Only the pictures are to be left out; set down the rest of the records exactly.

--- SUPPLIED DATA ---

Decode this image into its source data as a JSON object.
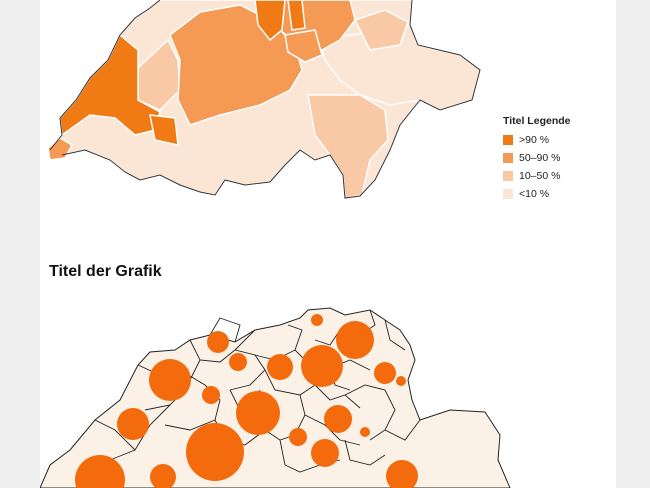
{
  "top_map": {
    "legend": {
      "title": "Titel Legende",
      "items": [
        {
          "label": ">90 %",
          "color": "#f07a14"
        },
        {
          "label": "50–90 %",
          "color": "#f49a55"
        },
        {
          "label": "10–50 %",
          "color": "#f8c9a4"
        },
        {
          "label": "<10 %",
          "color": "#fbe5d4"
        }
      ]
    }
  },
  "bottom_map": {
    "title": "Titel der Grafik",
    "bubble_color": "#f36b0d",
    "base_color": "#fbf1e7"
  }
}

---

#### EXPECTED ANSWER:
Decode this image into its source data as a JSON object.
{
  "top_map": {
    "legend": {
      "title": "Titel Legende",
      "items": [
        {
          "label": ">90 %",
          "color": "#f07a14"
        },
        {
          "label": "50–90 %",
          "color": "#f49a55"
        },
        {
          "label": "10–50 %",
          "color": "#f8c9a4"
        },
        {
          "label": "<10 %",
          "color": "#fbe5d4"
        }
      ]
    }
  },
  "bottom_map": {
    "title": "Titel der Grafik",
    "bubble_color": "#f36b0d",
    "base_color": "#fbf1e7"
  }
}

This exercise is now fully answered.